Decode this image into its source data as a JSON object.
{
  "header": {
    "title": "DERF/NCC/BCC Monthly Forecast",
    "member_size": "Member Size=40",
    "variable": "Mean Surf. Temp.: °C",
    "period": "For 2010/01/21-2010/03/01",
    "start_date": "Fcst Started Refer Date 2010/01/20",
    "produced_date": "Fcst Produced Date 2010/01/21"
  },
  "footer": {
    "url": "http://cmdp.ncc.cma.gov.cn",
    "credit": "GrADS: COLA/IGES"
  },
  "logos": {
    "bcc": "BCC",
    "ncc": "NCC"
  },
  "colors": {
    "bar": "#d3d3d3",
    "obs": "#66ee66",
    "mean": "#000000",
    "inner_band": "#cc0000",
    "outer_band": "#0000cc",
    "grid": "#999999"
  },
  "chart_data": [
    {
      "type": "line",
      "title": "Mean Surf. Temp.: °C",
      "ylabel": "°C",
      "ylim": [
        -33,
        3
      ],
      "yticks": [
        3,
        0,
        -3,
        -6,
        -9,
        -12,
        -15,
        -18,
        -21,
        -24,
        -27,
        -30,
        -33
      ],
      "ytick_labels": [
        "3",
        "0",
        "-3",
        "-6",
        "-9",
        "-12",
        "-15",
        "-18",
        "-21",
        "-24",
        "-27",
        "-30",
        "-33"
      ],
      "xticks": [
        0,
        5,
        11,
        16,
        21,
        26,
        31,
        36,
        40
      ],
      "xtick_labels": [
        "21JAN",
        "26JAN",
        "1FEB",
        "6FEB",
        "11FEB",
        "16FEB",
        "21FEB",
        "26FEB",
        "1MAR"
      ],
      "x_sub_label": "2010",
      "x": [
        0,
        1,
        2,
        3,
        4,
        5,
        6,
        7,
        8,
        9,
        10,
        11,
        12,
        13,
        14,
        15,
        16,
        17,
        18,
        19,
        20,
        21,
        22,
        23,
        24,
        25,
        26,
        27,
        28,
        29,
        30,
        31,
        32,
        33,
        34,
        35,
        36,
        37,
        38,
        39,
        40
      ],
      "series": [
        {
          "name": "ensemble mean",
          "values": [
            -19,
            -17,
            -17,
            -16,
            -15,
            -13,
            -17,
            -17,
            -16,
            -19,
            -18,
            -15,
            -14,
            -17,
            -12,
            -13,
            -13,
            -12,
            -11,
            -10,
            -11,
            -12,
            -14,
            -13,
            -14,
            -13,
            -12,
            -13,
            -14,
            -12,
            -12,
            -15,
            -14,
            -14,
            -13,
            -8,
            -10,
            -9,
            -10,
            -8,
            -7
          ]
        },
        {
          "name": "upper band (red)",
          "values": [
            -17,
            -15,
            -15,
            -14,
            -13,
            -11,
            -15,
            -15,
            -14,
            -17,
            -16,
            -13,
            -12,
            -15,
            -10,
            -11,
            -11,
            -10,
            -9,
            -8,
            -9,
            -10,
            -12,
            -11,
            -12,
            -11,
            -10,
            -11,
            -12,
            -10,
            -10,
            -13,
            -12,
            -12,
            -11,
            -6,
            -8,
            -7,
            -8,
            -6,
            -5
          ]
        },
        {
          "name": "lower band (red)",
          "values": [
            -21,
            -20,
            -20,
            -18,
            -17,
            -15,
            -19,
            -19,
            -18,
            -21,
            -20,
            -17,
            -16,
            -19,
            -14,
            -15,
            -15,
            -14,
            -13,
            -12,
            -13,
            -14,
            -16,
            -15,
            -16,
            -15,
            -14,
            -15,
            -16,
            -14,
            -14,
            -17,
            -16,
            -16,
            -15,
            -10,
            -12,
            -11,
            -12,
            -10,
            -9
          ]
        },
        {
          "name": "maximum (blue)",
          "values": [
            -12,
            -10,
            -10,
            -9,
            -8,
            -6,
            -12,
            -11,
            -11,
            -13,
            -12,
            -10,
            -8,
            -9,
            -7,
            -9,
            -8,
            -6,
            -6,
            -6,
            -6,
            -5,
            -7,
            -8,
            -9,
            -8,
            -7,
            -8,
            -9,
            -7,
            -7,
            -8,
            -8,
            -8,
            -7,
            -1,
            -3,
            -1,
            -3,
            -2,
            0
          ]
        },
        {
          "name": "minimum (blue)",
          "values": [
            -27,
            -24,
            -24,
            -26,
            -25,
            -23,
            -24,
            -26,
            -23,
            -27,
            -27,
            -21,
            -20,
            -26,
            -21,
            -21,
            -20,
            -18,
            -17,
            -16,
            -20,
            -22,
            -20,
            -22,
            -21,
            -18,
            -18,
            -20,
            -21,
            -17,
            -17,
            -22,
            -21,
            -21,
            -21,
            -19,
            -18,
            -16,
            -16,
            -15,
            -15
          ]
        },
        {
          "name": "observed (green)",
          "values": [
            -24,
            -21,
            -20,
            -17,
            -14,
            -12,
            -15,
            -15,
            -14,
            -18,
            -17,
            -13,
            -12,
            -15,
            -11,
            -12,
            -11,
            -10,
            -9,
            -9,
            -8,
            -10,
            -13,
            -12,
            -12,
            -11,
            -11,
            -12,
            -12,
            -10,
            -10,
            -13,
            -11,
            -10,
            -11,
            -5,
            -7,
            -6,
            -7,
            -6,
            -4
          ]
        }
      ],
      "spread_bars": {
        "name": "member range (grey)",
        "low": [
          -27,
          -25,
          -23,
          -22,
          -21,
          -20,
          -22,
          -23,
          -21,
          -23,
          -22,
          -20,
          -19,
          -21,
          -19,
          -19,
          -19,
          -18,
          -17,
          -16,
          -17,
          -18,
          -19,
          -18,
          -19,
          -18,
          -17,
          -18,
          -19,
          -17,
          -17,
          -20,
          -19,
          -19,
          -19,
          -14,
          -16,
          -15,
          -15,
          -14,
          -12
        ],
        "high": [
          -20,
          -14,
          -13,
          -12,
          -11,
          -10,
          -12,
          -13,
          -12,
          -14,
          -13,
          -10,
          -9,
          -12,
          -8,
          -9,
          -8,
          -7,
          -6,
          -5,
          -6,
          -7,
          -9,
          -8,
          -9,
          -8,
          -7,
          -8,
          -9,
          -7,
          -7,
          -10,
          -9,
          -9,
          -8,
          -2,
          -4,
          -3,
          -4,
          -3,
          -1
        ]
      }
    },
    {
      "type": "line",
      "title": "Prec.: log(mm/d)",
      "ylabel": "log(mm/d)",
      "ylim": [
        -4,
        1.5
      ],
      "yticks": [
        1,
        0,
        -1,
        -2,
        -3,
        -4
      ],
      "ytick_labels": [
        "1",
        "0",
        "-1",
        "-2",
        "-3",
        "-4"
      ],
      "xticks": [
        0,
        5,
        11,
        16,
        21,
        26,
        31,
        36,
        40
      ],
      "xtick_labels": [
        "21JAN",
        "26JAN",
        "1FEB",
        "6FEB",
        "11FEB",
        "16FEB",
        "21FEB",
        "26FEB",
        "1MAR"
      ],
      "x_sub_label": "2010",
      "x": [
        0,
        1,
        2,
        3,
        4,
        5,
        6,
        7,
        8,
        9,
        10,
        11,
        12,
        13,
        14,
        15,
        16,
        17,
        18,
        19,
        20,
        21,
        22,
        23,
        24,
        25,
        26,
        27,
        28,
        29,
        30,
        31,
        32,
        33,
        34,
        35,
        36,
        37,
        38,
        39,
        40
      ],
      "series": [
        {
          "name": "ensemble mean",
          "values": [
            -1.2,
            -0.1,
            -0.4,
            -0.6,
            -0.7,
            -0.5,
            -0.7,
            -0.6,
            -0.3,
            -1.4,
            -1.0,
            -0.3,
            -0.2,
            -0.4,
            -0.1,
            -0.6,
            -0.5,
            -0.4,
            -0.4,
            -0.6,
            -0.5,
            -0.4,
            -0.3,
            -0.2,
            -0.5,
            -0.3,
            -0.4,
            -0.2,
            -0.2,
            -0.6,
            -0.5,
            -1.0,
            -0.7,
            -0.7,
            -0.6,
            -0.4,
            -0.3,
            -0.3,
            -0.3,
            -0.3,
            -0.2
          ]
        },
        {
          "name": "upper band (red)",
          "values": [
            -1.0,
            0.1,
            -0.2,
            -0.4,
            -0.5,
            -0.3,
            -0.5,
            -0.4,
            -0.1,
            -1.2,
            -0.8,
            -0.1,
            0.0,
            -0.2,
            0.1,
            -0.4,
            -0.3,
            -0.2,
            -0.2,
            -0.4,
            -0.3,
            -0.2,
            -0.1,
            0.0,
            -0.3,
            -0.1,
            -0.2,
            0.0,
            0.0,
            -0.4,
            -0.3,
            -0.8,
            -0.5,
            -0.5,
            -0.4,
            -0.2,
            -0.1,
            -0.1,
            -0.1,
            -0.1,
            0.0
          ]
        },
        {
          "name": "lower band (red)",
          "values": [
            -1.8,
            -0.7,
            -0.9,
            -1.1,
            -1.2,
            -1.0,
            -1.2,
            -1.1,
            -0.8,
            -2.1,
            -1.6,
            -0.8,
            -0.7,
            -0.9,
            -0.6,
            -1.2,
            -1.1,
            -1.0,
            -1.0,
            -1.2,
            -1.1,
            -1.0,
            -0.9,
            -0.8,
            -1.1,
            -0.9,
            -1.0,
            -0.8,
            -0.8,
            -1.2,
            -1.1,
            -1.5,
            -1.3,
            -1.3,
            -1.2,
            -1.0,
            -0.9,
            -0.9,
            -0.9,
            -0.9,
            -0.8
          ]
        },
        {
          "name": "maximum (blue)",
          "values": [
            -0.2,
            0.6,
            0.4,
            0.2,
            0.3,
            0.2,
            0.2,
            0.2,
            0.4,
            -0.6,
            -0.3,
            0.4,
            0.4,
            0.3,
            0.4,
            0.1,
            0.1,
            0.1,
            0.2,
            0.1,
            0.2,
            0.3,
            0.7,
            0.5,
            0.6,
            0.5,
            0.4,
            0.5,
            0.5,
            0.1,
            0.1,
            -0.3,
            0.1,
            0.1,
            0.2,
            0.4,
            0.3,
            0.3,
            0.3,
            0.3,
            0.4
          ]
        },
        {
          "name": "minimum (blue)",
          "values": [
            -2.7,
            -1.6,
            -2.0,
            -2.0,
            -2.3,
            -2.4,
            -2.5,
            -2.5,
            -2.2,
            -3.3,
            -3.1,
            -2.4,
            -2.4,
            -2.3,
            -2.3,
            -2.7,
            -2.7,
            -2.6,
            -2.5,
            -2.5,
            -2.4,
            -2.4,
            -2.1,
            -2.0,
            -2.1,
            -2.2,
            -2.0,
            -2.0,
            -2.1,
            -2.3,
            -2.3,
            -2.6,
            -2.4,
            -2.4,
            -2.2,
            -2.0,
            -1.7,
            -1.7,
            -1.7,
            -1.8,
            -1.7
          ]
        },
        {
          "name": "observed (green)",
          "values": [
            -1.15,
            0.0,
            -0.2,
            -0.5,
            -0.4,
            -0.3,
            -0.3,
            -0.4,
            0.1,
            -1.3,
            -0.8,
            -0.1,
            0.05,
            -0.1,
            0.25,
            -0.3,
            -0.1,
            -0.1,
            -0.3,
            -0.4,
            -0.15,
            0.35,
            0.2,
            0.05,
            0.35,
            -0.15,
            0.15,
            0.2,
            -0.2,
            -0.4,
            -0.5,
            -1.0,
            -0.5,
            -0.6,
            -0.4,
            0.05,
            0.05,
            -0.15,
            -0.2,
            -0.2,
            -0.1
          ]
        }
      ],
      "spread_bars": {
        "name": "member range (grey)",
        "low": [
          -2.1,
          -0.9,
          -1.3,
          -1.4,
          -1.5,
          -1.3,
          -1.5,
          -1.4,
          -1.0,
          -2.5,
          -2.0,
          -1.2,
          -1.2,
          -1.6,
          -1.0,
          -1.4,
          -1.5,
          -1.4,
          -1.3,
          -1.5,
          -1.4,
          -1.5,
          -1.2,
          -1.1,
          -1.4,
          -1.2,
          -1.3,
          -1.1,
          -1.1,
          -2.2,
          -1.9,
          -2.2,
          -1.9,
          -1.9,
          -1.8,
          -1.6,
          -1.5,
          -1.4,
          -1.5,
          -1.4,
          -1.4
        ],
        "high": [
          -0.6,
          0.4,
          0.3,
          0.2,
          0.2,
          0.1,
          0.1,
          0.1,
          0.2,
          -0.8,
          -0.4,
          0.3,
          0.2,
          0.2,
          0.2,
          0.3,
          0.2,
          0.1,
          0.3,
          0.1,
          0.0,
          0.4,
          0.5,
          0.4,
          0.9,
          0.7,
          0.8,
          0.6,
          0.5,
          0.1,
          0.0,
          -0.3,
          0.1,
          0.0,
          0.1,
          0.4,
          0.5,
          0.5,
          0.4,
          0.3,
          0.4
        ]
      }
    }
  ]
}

→ WHAT THE TASK ASKS
Search the listing for the string "Surf". Copy each line where it turns up.

→ RESULT OF THIS EXERCISE
    "variable": "Mean Surf. Temp.: °C",
      "title": "Mean Surf. Temp.: °C",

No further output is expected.